> **Given data**:
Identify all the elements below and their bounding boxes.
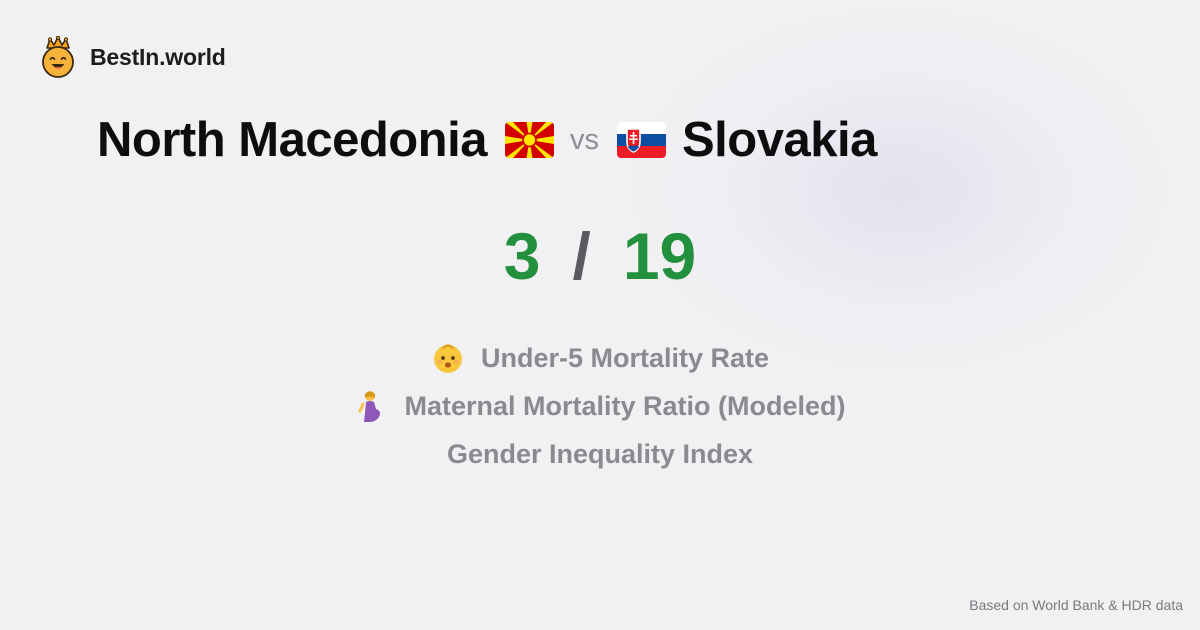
vs-separator: vs — [569, 124, 599, 156]
pregnant-woman-icon — [358, 391, 381, 422]
metric-item-under5-mortality: Under-5 Mortality Rate — [0, 334, 1200, 382]
north-macedonia-flag-icon — [504, 122, 554, 158]
comparison-title: North Macedonia vs Slovakia — [97, 110, 877, 170]
metric-label: Gender Inequality Index — [446, 438, 754, 469]
score-divider: / — [572, 219, 591, 293]
metric-list: Under-5 Mortality Rate Maternal Mortalit… — [0, 334, 1200, 478]
right-country-name: Slovakia — [681, 113, 877, 167]
data-source-note: Based on World Bank & HDR data — [969, 597, 1183, 613]
slovakia-flag-icon — [616, 122, 666, 158]
score-left-value: 3 — [503, 219, 541, 293]
metric-label: Maternal Mortality Ratio (Modeled) — [404, 390, 846, 421]
baby-icon — [433, 344, 462, 373]
score-display: 3 / 19 — [0, 216, 1200, 296]
score-right-value: 19 — [622, 219, 697, 293]
metric-item-gender-inequality: Gender Inequality Index — [0, 430, 1200, 478]
brand-header[interactable]: BestIn.world — [38, 36, 226, 78]
left-country-name: North Macedonia — [97, 113, 487, 167]
brand-name: BestIn.world — [90, 43, 226, 70]
metric-item-maternal-mortality: Maternal Mortality Ratio (Modeled) — [0, 382, 1200, 430]
crowned-smiley-icon — [42, 36, 74, 78]
background-glow — [620, 0, 1180, 380]
metric-label: Under-5 Mortality Rate — [480, 342, 770, 373]
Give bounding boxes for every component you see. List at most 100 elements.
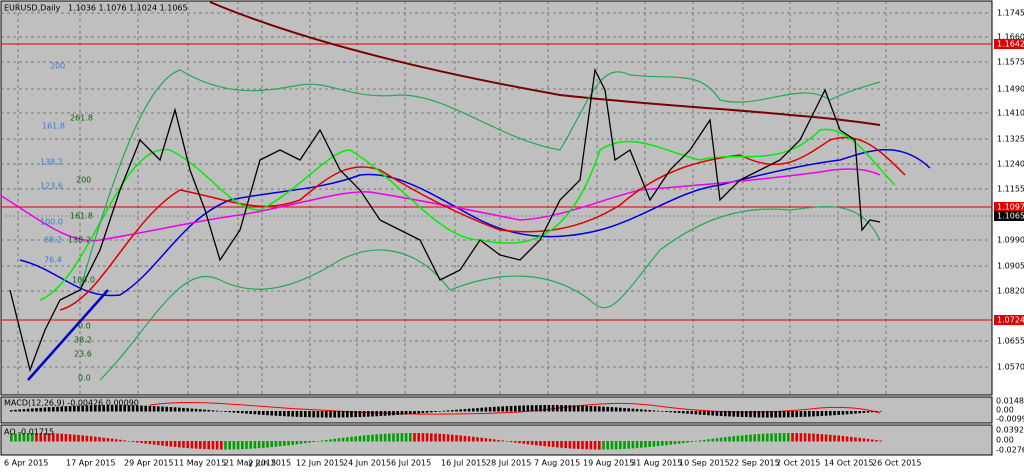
macd-bar [299,411,303,417]
ao-bar [459,435,462,442]
current-price: 1.1065 [997,212,1024,221]
macd-bar [186,408,189,412]
ao-bar [228,441,231,450]
macd-bar [396,411,399,415]
ao-bar [824,434,828,442]
date-label: 19 Aug 2015 [583,459,634,468]
ao-bar [749,434,752,442]
ao-bar [690,441,693,442]
ao-bar [711,438,714,442]
macd-bar [703,411,706,415]
macd-bar [123,405,126,412]
macd-bar [698,411,702,415]
ao-bar [509,441,513,443]
fibo-label: 88.2 [44,236,62,245]
ao-bar [417,433,420,442]
price-label: 1.1240 [997,160,1024,169]
fibo-label: 23.6 [74,350,92,359]
macd-bar [257,411,261,415]
ao-bar [358,435,362,442]
ao-bar [472,436,475,442]
macd-bar [131,405,135,412]
macd-bar [627,408,630,412]
macd-bar [165,406,168,412]
level-tag [994,202,1024,212]
ao-bar [614,441,618,450]
date-label: 6 Jul 2015 [391,459,431,468]
ao-bar [68,434,72,442]
macd-bar [224,411,227,412]
ao-bar [795,433,798,442]
ao-bar [606,441,609,450]
ao-bar [220,441,223,450]
macd-bar [211,410,215,412]
macd-bar [690,411,693,415]
ao-bar [774,433,777,442]
macd-bar [488,407,492,412]
ao-bar [291,441,294,445]
ao-bar [312,441,315,443]
macd-bar [560,405,563,412]
macd-bar [421,411,425,414]
main-panel [0,0,993,396]
macd-bar [614,407,618,412]
macd-bar [778,411,782,418]
macd-bar [375,411,378,417]
ao-bar [367,435,370,442]
fibo-label: 0.0 [78,374,91,383]
ao-bar [404,433,408,442]
macd-bar [14,409,17,412]
ao-bar [199,441,202,449]
macd-bar [497,406,500,412]
macd-bar [656,410,660,412]
price-label: 1.0820 [997,287,1024,296]
ao-bar [593,441,597,450]
ao-bar [514,441,517,443]
macd-bar [287,411,290,417]
ao-bar [245,441,248,449]
ao-bar [64,434,68,442]
ao-axis-label: 0.03928 [996,426,1024,435]
macd-axis-label: 0.00 [996,406,1014,415]
ao-bar [224,441,227,450]
macd-bar [854,411,857,414]
macd-bar [879,411,882,412]
fibo-label: 161.8 [70,212,93,221]
macd-bar [753,411,756,418]
macd-bar [270,411,273,416]
ao-bar [497,439,500,442]
macd-bar [829,411,832,416]
macd-axis-label: 0.01483 [996,397,1024,406]
macd-bar [505,406,509,412]
macd-bar [102,405,105,412]
macd-bar [136,405,139,412]
ao-bar [375,434,378,442]
price-label: 1.1325 [997,135,1024,144]
macd-bar [799,411,803,417]
macd-bar [64,406,68,412]
ao-bar [530,441,534,445]
macd-bar [501,406,504,412]
ao-bar [661,441,664,446]
macd-bar [677,411,681,414]
ao-bar [488,438,492,442]
ao-bar [77,434,80,442]
ao-bar [123,440,126,442]
macd-bar [10,410,13,412]
ao-bar [757,434,761,442]
macd-bar [648,410,651,412]
ao-bar [169,441,173,447]
ao-bar [115,439,118,442]
macd-bar [493,406,496,412]
ao-bar [535,441,538,446]
ao-bar [455,435,458,442]
macd-bar [782,411,786,418]
price-label: 1.1745 [997,9,1024,18]
ao-bar [106,438,110,442]
macd-bar [350,411,353,418]
date-label: 2 Jun 2015 [248,459,291,468]
macd-bar [140,405,143,412]
macd-bar [766,411,769,418]
ao-bar [589,441,593,450]
macd-bar [85,405,89,412]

> **What you are asked to do**: Lay out every line of all the rows above as a numbered list, skipping any blank lines and leaving the pictures out.

> **Answer to the exercise**:
1. Identify all the elements below and their bounding boxes.
2. vs-separator: vs — [569, 124, 599, 156]
3. pregnant-woman-icon — [358, 391, 381, 422]
4. metric-item-under5-mortality: Under-5 Mortality Rate — [0, 334, 1200, 382]
5. north-macedonia-flag-icon — [504, 122, 554, 158]
6. comparison-title: North Macedonia vs Slovakia — [97, 110, 877, 170]
7. metric-label: Gender Inequality Index — [446, 438, 754, 469]
8. score-divider: / — [572, 219, 591, 293]
9. metric-list: Under-5 Mortality Rate Maternal Mortalit… — [0, 334, 1200, 478]
10. right-country-name: Slovakia — [681, 113, 877, 167]
11. data-source-note: Based on World Bank & HDR data — [969, 597, 1183, 613]
12. slovakia-flag-icon — [616, 122, 666, 158]
13. score-left-value: 3 — [503, 219, 541, 293]
14. metric-label: Maternal Mortality Ratio (Modeled) — [404, 390, 846, 421]
15. baby-icon — [433, 344, 462, 373]
16. score-display: 3 / 19 — [0, 216, 1200, 296]
17. score-right-value: 19 — [622, 219, 697, 293]
18. metric-item-gender-inequality: Gender Inequality Index — [0, 430, 1200, 478]
19. brand-header[interactable]: BestIn.world — [38, 36, 226, 78]
20. left-country-name: North Macedonia — [97, 113, 487, 167]
21. brand-name: BestIn.world — [90, 43, 226, 70]
22. metric-item-maternal-mortality: Maternal Mortality Ratio (Modeled) — [0, 382, 1200, 430]
23. crowned-smiley-icon — [42, 36, 74, 78]
24. background-glow — [620, 0, 1180, 380]
25. metric-label: Under-5 Mortality Rate — [480, 342, 770, 373]
26. Give bounding boxes for every component you see. List at most 100 elements.
27. macd-bar [299,411,303,417]
28. ao-bar [459,435,462,442]
29. current-price: 1.1065 [997,212,1024,221]
30. macd-bar [186,408,189,412]
31. ao-bar [228,441,231,450]
32. macd-bar [396,411,399,415]
33. ao-bar [824,434,828,442]
34. date-label: 19 Aug 2015 [583,459,634,468]
35. ao-bar [749,434,752,442]
36. ao-bar [690,441,693,442]
37. ao-bar [711,438,714,442]
38. macd-bar [703,411,706,415]
39. macd-bar [123,405,126,412]
40. macd-bar [698,411,702,415]
41. ao-bar [509,441,513,443]
42. fibo-label: 88.2 [44,236,62,245]
43. ao-bar [417,433,420,442]
44. price-label: 1.1240 [997,160,1024,169]
45. fibo-label: 23.6 [74,350,92,359]
46. macd-bar [257,411,261,415]
47. ao-bar [358,435,362,442]
48. ao-bar [472,436,475,442]
49. macd-bar [131,405,135,412]
50. macd-bar [627,408,630,412]
51. macd-bar [165,406,168,412]
52. level-tag [994,202,1024,212]
53. ao-bar [614,441,618,450]
54. date-label: 6 Jul 2015 [391,459,431,468]
55. ao-bar [68,434,72,442]
56. macd-bar [224,411,227,412]
57. ao-bar [795,433,798,442]
58. ao-bar [606,441,609,450]
59. ao-bar [220,441,223,450]
60. macd-bar [211,410,215,412]
61. macd-bar [690,411,693,415]
62. ao-bar [774,433,777,442]
63. macd-bar [488,407,492,412]
64. ao-bar [291,441,294,445]
65. ao-bar [312,441,315,443]
66. macd-bar [560,405,563,412]
67. macd-bar [421,411,425,414]
68. main-panel [0,0,993,396]
69. macd-bar [614,407,618,412]
70. macd-bar [778,411,782,418]
71. macd-bar [375,411,378,417]
72. ao-bar [367,435,370,442]
73. fibo-label: 0.0 [78,374,91,383]
74. ao-bar [404,433,408,442]
75. macd-bar [14,409,17,412]
76. ao-bar [199,441,202,449]
77. macd-bar [497,406,500,412]
78. macd-bar [656,410,660,412]
79. price-label: 1.0820 [997,287,1024,296]
80. ao-bar [593,441,597,450]
81. ao-bar [514,441,517,443]
82. macd-bar [287,411,290,417]
83. ao-bar [245,441,248,449]
84. ao-bar [64,434,68,442]
85. ao-axis-label: 0.03928 [996,426,1024,435]
86. macd-axis-label: 0.00 [996,406,1014,415]
87. ao-bar [224,441,227,450]
88. macd-bar [854,411,857,414]
89. macd-bar [879,411,882,412]
90. fibo-label: 161.8 [70,212,93,221]
91. macd-bar [753,411,756,418]
92. macd-bar [270,411,273,416]
93. ao-bar [497,439,500,442]
94. macd-bar [829,411,832,416]
95. macd-axis-label: 0.01483 [996,397,1024,406]
96. macd-bar [505,406,509,412]
97. macd-bar [102,405,105,412]
98. macd-bar [136,405,139,412]
99. ao-bar [375,434,378,442]
100. price-label: 1.1325 [997,135,1024,144]
101. macd-bar [799,411,803,417]
102. macd-bar [64,406,68,412]
103. ao-bar [530,441,534,445]
104. macd-bar [501,406,504,412]
105. ao-bar [661,441,664,446]
106. macd-bar [677,411,681,414]
107. ao-bar [488,438,492,442]
108. ao-bar [77,434,80,442]
109. ao-bar [123,440,126,442]
110. macd-bar [10,410,13,412]
111. ao-bar [757,434,761,442]
112. macd-bar [648,410,651,412]
113. ao-bar [169,441,173,447]
114. ao-bar [115,439,118,442]
115. macd-bar [493,406,496,412]
116. ao-bar [535,441,538,446]
117. ao-bar [455,435,458,442]
118. macd-bar [782,411,786,418]
119. price-label: 1.1745 [997,9,1024,18]
120. ao-bar [106,438,110,442]
121. macd-bar [350,411,353,418]
122. date-label: 2 Jun 2015 [248,459,291,468]
123. macd-bar [140,405,143,412]
124. macd-bar [766,411,769,418]
125. ao-bar [589,441,593,450]
126. macd-bar [85,405,89,412]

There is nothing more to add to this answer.